**Source extract**
In the last 14 million years of the Miocene, Pliocene, Pleistocene and the current Holocene, the subducting Farallon slab was cut off by strike-slip motion on the San Andreas Fault, coupled with a transform boundary. The slab has continued to descend, but with less force driving it. As a result, steep normal faults formed the horst and graben landscape of the Basin and Range Province. Basalt intruded into the basins and evaporites and other sediments accumulated, including salt beneath Phoenix, clay and zeolites in the Bowie area and gypsum in both the San Pedro and Verde valleys.

The Sentinel volcanic field, west of Casa Grande, and the San Francisco volcanic field to the north of Flagstaff both formed in basins, extruded in the last five million years. Additionally, deep peridotite was brought to the surface in basalt flows in the San Bernardino volcanic field in the southeast.

==Hydrogeology==
Because of its arid climate and large population, water is critically important in the state of Arizona. Most drinking water is drawn from surface water sources, including Bureau of Reclamation dams and the Central Arizona Project diversion. Much of this surface water is from the Colorado River. Groundwater serves to augment surface water. Between 1915 and 1983, an estimated 81 million acre feet of groundwater was pumped in the vicinity of Phoenix, to complement surface water from the Salt River, Verde River and Agua Fria River. In urban areas, groundwater is now mainly recharged from excess irrigation, urban surface runoff, canal seepage and years of higher than average rainfall. In 1978, the US Geological Survey found a 350-foot decline in the level of the water table.

The USGS published research in 1997, examining the Pennsylvanian and Permian age sandstone, limestone and siltstone underlying Flagstaff and the southern Colorado Plateau, which forms a complex regional aquifer with poorly understood groundwater flow. A subsequent in-depth study in 2016 looked into Coconino County and Yavapai County in the north-central part of the state. The area is underlain by the C aquifer and Redwall-Muav aquifer. The C aquifer is a water-table aquifer, with a depth of up to 1500 feet to the water table and is dry in the west, except for perched water-bearing zones. It is underlain by the Redwall-Muav, confined and up to 3200 feet below the land surface. Groundwater was up to 7000 years old in the C aquifer and up to 22,000 years old in the Redwall-Muav, based on tritium and carbon-14 analysis. For the most part, water from these aquifers is high quality although some wells exceed EPA recommendations for arsenic, barium, uranium and lead. Both aquifers have seen extensive pumping increases since 1975.

**Tasks**
A - Answer these questions from the text on Arizona's geology and groundwater:
(i) Which volcanic field lies west of Casa Grande?
(ii) About how much groundwater was pumped near Phoenix between 1915 and 1983?
(iii) How old was the oldest groundwater in the Redwall-Muav aquifer?
B - In the text on Arizona's geology and groundwater, some wells exceed EPA recommendations for certain substances. List all of them.
The entries are separate material with no connection to the text on Arizona's geology and groundwater.

**Provided material**
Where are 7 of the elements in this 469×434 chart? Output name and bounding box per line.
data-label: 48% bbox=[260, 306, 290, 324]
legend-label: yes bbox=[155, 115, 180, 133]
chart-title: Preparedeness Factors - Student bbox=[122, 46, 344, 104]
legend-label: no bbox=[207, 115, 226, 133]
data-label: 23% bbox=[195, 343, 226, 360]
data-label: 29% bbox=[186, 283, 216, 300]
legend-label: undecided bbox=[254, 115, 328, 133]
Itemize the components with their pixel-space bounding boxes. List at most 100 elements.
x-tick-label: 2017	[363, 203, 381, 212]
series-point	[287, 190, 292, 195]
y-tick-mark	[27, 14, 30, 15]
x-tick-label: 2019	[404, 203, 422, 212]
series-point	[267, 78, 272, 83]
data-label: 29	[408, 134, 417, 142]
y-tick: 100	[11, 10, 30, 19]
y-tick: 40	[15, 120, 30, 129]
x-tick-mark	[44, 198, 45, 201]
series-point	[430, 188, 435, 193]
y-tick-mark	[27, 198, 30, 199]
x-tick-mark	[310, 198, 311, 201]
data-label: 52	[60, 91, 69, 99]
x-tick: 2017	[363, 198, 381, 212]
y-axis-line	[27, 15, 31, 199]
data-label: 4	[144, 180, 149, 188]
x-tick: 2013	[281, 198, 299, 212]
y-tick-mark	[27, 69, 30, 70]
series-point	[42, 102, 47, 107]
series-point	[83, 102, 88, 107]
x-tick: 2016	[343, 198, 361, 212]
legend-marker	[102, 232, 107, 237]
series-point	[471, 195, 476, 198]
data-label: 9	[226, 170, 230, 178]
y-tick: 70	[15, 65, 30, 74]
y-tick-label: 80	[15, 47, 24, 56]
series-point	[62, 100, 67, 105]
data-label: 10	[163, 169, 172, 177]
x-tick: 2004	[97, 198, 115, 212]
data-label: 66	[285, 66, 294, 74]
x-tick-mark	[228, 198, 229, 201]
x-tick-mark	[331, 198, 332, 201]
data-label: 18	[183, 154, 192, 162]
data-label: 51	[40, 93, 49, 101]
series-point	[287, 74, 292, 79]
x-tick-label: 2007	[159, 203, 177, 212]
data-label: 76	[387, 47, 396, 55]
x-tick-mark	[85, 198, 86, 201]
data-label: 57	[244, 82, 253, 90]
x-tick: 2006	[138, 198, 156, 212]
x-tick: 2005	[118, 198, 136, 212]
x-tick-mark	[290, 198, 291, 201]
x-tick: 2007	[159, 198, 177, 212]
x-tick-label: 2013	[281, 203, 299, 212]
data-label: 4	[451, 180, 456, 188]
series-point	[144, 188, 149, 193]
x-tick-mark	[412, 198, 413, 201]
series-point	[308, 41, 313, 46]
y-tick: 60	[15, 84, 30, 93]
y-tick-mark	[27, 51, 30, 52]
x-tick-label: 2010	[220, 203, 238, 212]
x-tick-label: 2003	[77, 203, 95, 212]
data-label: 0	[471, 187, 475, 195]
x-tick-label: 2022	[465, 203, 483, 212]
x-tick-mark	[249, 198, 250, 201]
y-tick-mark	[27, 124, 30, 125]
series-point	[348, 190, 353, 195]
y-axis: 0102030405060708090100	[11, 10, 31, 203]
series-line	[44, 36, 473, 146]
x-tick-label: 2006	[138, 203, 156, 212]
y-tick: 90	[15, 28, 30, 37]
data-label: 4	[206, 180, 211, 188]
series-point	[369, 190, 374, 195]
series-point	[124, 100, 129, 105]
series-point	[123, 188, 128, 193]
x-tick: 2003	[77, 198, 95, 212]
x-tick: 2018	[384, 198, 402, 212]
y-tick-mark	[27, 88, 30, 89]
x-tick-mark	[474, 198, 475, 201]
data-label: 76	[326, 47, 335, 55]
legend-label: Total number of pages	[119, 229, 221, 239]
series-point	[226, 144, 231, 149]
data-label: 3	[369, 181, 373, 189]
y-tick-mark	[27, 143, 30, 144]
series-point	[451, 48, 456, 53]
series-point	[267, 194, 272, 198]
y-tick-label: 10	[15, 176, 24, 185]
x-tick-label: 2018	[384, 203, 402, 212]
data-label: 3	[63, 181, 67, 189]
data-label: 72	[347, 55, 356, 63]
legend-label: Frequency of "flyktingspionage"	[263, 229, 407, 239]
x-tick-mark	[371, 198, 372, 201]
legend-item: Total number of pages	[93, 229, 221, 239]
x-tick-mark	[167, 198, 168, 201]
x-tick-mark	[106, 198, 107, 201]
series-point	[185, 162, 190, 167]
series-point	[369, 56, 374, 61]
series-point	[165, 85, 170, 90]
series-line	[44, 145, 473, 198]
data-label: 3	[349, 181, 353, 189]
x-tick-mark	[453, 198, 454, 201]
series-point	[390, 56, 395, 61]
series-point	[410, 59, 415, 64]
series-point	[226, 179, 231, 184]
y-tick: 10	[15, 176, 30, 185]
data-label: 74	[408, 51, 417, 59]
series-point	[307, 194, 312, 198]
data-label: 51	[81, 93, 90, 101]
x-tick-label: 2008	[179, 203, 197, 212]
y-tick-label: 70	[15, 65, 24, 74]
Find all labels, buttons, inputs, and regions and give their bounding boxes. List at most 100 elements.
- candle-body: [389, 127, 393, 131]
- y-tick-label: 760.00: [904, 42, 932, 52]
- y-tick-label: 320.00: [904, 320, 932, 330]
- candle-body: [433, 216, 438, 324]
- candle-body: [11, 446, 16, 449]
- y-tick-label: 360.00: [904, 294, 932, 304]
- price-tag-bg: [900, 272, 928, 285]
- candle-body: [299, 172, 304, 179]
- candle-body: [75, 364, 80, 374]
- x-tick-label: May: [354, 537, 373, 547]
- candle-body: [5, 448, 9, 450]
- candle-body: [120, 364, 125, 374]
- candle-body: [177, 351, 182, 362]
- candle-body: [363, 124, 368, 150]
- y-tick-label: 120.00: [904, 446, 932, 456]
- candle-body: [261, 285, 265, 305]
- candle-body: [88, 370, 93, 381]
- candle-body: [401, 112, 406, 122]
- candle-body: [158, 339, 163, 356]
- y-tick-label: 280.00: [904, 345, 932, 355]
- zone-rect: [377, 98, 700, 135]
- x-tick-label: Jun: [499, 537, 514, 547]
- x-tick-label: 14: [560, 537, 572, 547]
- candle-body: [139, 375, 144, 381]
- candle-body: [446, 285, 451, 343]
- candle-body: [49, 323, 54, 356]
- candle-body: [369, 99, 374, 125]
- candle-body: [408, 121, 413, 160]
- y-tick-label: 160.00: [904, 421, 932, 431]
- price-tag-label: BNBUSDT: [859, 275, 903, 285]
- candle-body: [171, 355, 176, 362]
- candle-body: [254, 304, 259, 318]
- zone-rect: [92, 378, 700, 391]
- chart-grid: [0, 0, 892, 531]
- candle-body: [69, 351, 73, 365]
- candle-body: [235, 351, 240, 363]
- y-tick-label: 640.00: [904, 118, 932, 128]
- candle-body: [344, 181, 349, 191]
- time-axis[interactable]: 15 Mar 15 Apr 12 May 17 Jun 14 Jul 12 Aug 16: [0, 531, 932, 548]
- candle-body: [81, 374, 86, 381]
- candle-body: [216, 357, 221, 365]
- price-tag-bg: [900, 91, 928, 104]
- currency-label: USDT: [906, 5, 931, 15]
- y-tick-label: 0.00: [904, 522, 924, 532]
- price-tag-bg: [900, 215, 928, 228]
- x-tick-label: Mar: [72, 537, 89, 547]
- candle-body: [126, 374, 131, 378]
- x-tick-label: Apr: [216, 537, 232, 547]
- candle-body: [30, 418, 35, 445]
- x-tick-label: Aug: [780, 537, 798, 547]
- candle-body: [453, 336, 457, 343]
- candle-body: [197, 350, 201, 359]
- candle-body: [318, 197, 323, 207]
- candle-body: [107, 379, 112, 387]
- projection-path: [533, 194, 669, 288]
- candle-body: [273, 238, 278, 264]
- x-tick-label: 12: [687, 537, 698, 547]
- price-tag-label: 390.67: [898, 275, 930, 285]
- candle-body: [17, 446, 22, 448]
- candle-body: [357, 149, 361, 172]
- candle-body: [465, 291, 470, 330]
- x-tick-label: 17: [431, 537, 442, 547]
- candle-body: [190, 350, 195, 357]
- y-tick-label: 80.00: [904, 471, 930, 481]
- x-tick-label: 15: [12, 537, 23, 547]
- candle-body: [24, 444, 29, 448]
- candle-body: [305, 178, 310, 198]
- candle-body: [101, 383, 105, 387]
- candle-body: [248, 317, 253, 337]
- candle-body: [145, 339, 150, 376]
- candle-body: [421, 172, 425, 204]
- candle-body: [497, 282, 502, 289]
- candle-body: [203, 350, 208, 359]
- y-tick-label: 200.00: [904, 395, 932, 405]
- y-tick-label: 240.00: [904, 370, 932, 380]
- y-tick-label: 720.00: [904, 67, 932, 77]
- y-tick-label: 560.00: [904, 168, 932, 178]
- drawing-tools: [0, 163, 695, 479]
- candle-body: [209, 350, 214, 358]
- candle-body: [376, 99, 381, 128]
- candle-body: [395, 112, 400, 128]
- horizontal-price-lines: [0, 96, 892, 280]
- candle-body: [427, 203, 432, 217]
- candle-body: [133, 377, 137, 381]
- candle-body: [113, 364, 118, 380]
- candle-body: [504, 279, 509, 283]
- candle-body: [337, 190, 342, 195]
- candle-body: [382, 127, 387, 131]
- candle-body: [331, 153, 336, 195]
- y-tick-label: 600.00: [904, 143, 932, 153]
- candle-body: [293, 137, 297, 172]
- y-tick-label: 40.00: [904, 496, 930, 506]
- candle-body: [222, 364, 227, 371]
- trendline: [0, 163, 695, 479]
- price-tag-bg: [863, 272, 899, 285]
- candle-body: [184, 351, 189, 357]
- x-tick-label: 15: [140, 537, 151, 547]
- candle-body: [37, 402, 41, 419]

**Task-by-task answers**
A -
(i) The Sentinel volcanic field
(ii) An estimated 81 million acre feet
(iii) Up to 22,000 years old

B - Arsenic, barium, uranium, lead